### Exercise details
Beginning at the line that contains "Transcribe this image's" and ending at the last line of the entries, write out each line exactly; include nothing outside that span.

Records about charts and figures
╭──
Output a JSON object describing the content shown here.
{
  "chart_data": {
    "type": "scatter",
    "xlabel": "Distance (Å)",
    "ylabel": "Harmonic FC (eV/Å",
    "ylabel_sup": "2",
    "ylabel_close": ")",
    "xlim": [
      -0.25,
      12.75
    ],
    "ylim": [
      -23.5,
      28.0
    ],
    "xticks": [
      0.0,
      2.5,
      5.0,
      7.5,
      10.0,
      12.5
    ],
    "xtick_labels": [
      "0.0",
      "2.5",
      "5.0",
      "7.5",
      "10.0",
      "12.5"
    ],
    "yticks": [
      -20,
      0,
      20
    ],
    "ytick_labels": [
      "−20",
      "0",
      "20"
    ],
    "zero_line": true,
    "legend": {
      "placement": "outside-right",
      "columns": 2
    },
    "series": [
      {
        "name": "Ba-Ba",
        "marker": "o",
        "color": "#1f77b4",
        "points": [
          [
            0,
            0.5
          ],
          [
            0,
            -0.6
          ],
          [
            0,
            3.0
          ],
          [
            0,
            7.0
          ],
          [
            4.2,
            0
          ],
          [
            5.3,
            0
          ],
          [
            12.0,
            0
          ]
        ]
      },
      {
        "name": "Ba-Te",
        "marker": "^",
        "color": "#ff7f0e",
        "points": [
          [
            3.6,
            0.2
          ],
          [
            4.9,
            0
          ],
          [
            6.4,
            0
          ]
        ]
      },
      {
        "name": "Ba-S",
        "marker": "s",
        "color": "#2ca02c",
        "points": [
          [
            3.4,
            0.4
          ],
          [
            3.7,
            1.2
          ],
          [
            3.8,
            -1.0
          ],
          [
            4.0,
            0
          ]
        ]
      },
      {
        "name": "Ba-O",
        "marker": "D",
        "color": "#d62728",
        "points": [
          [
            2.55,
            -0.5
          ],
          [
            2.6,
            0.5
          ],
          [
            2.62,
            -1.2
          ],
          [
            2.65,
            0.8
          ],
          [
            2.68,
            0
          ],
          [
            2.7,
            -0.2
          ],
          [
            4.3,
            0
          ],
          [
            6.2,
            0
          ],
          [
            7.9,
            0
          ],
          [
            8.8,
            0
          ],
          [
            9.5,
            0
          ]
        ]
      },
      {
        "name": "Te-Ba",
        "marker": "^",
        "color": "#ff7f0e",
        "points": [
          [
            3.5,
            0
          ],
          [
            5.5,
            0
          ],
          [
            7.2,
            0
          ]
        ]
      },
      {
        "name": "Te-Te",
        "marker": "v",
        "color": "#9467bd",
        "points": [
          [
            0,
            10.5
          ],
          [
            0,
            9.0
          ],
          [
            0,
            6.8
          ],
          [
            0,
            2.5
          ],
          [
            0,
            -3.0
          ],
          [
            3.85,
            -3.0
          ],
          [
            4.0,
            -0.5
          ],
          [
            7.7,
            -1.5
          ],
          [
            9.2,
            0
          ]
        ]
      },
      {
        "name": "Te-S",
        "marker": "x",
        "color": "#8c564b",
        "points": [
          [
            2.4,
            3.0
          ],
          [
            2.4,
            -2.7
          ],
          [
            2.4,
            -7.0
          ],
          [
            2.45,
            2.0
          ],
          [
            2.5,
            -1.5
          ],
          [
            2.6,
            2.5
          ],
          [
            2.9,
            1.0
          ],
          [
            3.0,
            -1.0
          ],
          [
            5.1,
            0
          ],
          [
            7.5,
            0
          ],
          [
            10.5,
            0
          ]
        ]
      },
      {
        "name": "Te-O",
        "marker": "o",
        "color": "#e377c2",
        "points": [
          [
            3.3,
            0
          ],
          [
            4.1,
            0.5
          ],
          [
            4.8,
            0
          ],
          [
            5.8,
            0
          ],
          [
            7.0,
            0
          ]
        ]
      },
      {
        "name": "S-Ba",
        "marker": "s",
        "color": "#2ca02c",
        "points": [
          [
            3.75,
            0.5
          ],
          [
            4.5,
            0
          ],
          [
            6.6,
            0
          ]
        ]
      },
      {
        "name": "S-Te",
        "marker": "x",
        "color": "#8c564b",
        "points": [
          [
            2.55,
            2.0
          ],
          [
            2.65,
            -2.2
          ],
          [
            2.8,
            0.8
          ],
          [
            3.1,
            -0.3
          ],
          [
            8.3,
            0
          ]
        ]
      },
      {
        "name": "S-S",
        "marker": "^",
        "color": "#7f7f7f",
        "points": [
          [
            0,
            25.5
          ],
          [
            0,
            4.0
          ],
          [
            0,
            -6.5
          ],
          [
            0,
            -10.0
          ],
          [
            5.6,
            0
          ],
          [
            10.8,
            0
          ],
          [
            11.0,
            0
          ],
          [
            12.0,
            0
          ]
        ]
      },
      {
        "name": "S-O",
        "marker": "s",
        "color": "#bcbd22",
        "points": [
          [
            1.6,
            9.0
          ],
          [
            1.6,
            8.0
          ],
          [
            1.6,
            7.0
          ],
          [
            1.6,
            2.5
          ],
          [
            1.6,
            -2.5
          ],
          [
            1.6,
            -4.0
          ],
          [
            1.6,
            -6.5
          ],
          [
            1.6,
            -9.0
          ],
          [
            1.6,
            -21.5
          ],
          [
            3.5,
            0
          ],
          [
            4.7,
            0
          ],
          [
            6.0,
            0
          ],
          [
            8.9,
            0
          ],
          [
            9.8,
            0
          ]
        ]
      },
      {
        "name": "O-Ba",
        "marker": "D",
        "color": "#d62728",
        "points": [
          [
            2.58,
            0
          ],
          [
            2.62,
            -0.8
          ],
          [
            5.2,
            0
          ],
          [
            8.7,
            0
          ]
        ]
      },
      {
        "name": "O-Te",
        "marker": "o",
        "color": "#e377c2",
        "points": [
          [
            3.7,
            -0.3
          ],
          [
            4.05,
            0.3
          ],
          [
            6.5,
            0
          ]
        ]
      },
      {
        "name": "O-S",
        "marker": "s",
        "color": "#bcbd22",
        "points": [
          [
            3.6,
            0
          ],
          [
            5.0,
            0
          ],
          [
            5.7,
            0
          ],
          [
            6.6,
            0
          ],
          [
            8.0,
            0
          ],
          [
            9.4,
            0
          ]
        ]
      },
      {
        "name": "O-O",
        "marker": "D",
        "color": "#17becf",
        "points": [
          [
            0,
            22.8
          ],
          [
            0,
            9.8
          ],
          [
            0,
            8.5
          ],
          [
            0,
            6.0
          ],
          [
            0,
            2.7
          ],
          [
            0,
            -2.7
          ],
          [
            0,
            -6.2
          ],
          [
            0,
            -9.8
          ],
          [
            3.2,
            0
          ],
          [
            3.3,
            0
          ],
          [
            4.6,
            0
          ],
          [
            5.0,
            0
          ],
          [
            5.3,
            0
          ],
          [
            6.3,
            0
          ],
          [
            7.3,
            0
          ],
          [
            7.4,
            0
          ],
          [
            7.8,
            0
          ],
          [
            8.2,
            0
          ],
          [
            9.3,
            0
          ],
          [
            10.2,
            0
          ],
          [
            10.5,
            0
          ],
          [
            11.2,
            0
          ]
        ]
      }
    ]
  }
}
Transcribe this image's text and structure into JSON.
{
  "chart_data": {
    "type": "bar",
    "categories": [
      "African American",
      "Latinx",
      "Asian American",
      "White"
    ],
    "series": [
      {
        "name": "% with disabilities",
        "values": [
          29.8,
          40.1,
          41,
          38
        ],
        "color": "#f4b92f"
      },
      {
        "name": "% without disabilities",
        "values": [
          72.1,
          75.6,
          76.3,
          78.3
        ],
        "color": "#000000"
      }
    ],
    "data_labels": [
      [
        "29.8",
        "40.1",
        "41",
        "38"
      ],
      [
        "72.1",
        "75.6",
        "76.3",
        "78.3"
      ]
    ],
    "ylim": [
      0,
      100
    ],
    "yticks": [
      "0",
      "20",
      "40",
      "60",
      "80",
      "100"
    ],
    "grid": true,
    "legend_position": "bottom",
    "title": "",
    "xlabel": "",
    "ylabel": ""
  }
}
╰──
### Result of the exercise
Transcribe this image's text and structure into JSON.
{
  "chart_data": {
    "type": "bar",
    "categories": [
      "African American",
      "Latinx",
      "Asian American",
      "White"
    ],
    "series": [
      {
        "name": "% with disabilities",
        "values": [
          29.8,
          40.1,
          41,
          38
        ],
        "color": "#f4b92f"
      },
      {
        "name": "% without disabilities",
        "values": [
          72.1,
          75.6,
          76.3,
          78.3
        ],
        "color": "#000000"
      }
    ],
    "data_labels": [
      [
        "29.8",
        "40.1",
        "41",
        "38"
      ],
      [
        "72.1",
        "75.6",
        "76.3",
        "78.3"
      ]
    ],
    "ylim": [
      0,
      100
    ],
    "yticks": [
      "0",
      "20",
      "40",
      "60",
      "80",
      "100"
    ],
    "grid": true,
    "legend_position": "bottom",
    "title": "",
    "xlabel": "",
    "ylabel": ""
  }
}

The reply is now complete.